* **Exercise task**
In full and without alteration, give the listing again.

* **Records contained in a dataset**

>>>>

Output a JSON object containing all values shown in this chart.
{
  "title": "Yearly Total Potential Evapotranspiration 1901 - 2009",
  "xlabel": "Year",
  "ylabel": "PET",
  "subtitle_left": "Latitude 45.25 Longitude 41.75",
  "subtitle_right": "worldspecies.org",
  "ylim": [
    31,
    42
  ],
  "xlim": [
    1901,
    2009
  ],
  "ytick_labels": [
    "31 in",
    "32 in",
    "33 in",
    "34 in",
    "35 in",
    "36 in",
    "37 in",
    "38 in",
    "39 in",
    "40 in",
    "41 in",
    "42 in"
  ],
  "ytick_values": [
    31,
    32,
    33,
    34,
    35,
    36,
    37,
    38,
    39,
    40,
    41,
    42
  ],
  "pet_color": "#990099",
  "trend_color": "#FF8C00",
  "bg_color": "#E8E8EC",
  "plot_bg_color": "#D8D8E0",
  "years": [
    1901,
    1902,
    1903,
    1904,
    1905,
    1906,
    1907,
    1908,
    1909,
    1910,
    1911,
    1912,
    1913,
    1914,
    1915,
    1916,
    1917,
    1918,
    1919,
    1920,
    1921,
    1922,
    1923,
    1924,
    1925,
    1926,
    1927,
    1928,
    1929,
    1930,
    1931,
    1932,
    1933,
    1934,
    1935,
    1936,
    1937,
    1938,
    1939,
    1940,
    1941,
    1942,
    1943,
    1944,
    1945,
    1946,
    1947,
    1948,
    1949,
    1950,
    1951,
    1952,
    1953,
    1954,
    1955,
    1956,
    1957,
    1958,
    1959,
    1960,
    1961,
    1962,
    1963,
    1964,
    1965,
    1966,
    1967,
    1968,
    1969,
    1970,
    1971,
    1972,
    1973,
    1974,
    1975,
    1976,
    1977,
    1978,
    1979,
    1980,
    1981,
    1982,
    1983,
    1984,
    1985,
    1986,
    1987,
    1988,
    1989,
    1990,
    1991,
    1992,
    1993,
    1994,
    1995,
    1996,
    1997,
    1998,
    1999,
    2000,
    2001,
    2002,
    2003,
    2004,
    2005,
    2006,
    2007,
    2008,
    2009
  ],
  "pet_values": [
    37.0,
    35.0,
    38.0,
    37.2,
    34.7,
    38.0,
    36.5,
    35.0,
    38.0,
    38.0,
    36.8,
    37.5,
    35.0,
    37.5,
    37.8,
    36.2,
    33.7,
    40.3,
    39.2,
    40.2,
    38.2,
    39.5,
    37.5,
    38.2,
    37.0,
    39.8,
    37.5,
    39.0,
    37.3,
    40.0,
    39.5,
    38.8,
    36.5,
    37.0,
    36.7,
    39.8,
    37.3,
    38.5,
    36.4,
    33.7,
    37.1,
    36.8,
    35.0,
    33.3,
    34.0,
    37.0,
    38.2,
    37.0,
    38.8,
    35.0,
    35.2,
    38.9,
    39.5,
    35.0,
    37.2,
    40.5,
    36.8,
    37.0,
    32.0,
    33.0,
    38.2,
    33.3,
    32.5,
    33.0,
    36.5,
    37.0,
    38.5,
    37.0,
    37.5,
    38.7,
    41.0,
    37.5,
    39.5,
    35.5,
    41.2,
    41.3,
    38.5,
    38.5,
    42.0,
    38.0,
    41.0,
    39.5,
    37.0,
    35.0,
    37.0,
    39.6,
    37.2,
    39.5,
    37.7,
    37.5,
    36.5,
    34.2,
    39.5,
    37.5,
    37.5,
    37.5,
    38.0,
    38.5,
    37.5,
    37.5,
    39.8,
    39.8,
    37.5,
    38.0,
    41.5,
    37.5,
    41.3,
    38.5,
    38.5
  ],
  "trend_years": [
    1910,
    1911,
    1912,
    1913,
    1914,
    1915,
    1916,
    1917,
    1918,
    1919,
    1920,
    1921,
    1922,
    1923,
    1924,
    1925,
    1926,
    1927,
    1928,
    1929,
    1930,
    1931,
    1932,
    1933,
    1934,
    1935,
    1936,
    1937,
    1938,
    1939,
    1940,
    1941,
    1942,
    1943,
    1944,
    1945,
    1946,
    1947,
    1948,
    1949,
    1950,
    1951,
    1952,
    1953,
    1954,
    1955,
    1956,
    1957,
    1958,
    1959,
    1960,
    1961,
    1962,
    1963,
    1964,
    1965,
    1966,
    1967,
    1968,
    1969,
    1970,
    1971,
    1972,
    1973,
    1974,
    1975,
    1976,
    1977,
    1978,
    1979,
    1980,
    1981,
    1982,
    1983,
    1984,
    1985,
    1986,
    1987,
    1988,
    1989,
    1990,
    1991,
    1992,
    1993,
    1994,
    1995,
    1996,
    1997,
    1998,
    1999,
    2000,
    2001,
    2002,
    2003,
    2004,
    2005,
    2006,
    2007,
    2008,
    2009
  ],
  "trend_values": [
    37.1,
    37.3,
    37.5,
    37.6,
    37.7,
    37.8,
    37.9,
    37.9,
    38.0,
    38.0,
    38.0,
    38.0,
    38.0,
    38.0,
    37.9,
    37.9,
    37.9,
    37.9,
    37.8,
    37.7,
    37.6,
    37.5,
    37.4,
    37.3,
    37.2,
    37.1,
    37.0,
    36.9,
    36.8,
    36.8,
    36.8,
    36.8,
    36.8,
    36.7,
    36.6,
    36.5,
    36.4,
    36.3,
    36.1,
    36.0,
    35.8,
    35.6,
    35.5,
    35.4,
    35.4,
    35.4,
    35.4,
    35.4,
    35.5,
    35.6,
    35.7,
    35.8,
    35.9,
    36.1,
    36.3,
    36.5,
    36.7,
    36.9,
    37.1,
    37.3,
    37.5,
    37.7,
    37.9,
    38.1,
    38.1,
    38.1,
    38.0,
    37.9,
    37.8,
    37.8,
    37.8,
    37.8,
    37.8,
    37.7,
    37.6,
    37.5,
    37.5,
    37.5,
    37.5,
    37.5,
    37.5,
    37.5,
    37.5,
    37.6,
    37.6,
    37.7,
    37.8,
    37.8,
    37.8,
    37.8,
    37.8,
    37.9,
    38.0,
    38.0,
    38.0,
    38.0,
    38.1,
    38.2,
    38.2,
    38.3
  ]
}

<<<<

* **Response to this exercise**
Output a JSON object containing all values shown in this chart.
{
  "title": "Yearly Total Potential Evapotranspiration 1901 - 2009",
  "xlabel": "Year",
  "ylabel": "PET",
  "subtitle_left": "Latitude 45.25 Longitude 41.75",
  "subtitle_right": "worldspecies.org",
  "ylim": [
    31,
    42
  ],
  "xlim": [
    1901,
    2009
  ],
  "ytick_labels": [
    "31 in",
    "32 in",
    "33 in",
    "34 in",
    "35 in",
    "36 in",
    "37 in",
    "38 in",
    "39 in",
    "40 in",
    "41 in",
    "42 in"
  ],
  "ytick_values": [
    31,
    32,
    33,
    34,
    35,
    36,
    37,
    38,
    39,
    40,
    41,
    42
  ],
  "pet_color": "#990099",
  "trend_color": "#FF8C00",
  "bg_color": "#E8E8EC",
  "plot_bg_color": "#D8D8E0",
  "years": [
    1901,
    1902,
    1903,
    1904,
    1905,
    1906,
    1907,
    1908,
    1909,
    1910,
    1911,
    1912,
    1913,
    1914,
    1915,
    1916,
    1917,
    1918,
    1919,
    1920,
    1921,
    1922,
    1923,
    1924,
    1925,
    1926,
    1927,
    1928,
    1929,
    1930,
    1931,
    1932,
    1933,
    1934,
    1935,
    1936,
    1937,
    1938,
    1939,
    1940,
    1941,
    1942,
    1943,
    1944,
    1945,
    1946,
    1947,
    1948,
    1949,
    1950,
    1951,
    1952,
    1953,
    1954,
    1955,
    1956,
    1957,
    1958,
    1959,
    1960,
    1961,
    1962,
    1963,
    1964,
    1965,
    1966,
    1967,
    1968,
    1969,
    1970,
    1971,
    1972,
    1973,
    1974,
    1975,
    1976,
    1977,
    1978,
    1979,
    1980,
    1981,
    1982,
    1983,
    1984,
    1985,
    1986,
    1987,
    1988,
    1989,
    1990,
    1991,
    1992,
    1993,
    1994,
    1995,
    1996,
    1997,
    1998,
    1999,
    2000,
    2001,
    2002,
    2003,
    2004,
    2005,
    2006,
    2007,
    2008,
    2009
  ],
  "pet_values": [
    37.0,
    35.0,
    38.0,
    37.2,
    34.7,
    38.0,
    36.5,
    35.0,
    38.0,
    38.0,
    36.8,
    37.5,
    35.0,
    37.5,
    37.8,
    36.2,
    33.7,
    40.3,
    39.2,
    40.2,
    38.2,
    39.5,
    37.5,
    38.2,
    37.0,
    39.8,
    37.5,
    39.0,
    37.3,
    40.0,
    39.5,
    38.8,
    36.5,
    37.0,
    36.7,
    39.8,
    37.3,
    38.5,
    36.4,
    33.7,
    37.1,
    36.8,
    35.0,
    33.3,
    34.0,
    37.0,
    38.2,
    37.0,
    38.8,
    35.0,
    35.2,
    38.9,
    39.5,
    35.0,
    37.2,
    40.5,
    36.8,
    37.0,
    32.0,
    33.0,
    38.2,
    33.3,
    32.5,
    33.0,
    36.5,
    37.0,
    38.5,
    37.0,
    37.5,
    38.7,
    41.0,
    37.5,
    39.5,
    35.5,
    41.2,
    41.3,
    38.5,
    38.5,
    42.0,
    38.0,
    41.0,
    39.5,
    37.0,
    35.0,
    37.0,
    39.6,
    37.2,
    39.5,
    37.7,
    37.5,
    36.5,
    34.2,
    39.5,
    37.5,
    37.5,
    37.5,
    38.0,
    38.5,
    37.5,
    37.5,
    39.8,
    39.8,
    37.5,
    38.0,
    41.5,
    37.5,
    41.3,
    38.5,
    38.5
  ],
  "trend_years": [
    1910,
    1911,
    1912,
    1913,
    1914,
    1915,
    1916,
    1917,
    1918,
    1919,
    1920,
    1921,
    1922,
    1923,
    1924,
    1925,
    1926,
    1927,
    1928,
    1929,
    1930,
    1931,
    1932,
    1933,
    1934,
    1935,
    1936,
    1937,
    1938,
    1939,
    1940,
    1941,
    1942,
    1943,
    1944,
    1945,
    1946,
    1947,
    1948,
    1949,
    1950,
    1951,
    1952,
    1953,
    1954,
    1955,
    1956,
    1957,
    1958,
    1959,
    1960,
    1961,
    1962,
    1963,
    1964,
    1965,
    1966,
    1967,
    1968,
    1969,
    1970,
    1971,
    1972,
    1973,
    1974,
    1975,
    1976,
    1977,
    1978,
    1979,
    1980,
    1981,
    1982,
    1983,
    1984,
    1985,
    1986,
    1987,
    1988,
    1989,
    1990,
    1991,
    1992,
    1993,
    1994,
    1995,
    1996,
    1997,
    1998,
    1999,
    2000,
    2001,
    2002,
    2003,
    2004,
    2005,
    2006,
    2007,
    2008,
    2009
  ],
  "trend_values": [
    37.1,
    37.3,
    37.5,
    37.6,
    37.7,
    37.8,
    37.9,
    37.9,
    38.0,
    38.0,
    38.0,
    38.0,
    38.0,
    38.0,
    37.9,
    37.9,
    37.9,
    37.9,
    37.8,
    37.7,
    37.6,
    37.5,
    37.4,
    37.3,
    37.2,
    37.1,
    37.0,
    36.9,
    36.8,
    36.8,
    36.8,
    36.8,
    36.8,
    36.7,
    36.6,
    36.5,
    36.4,
    36.3,
    36.1,
    36.0,
    35.8,
    35.6,
    35.5,
    35.4,
    35.4,
    35.4,
    35.4,
    35.4,
    35.5,
    35.6,
    35.7,
    35.8,
    35.9,
    36.1,
    36.3,
    36.5,
    36.7,
    36.9,
    37.1,
    37.3,
    37.5,
    37.7,
    37.9,
    38.1,
    38.1,
    38.1,
    38.0,
    37.9,
    37.8,
    37.8,
    37.8,
    37.8,
    37.8,
    37.7,
    37.6,
    37.5,
    37.5,
    37.5,
    37.5,
    37.5,
    37.5,
    37.5,
    37.5,
    37.6,
    37.6,
    37.7,
    37.8,
    37.8,
    37.8,
    37.8,
    37.8,
    37.9,
    38.0,
    38.0,
    38.0,
    38.0,
    38.1,
    38.2,
    38.2,
    38.3
  ]
}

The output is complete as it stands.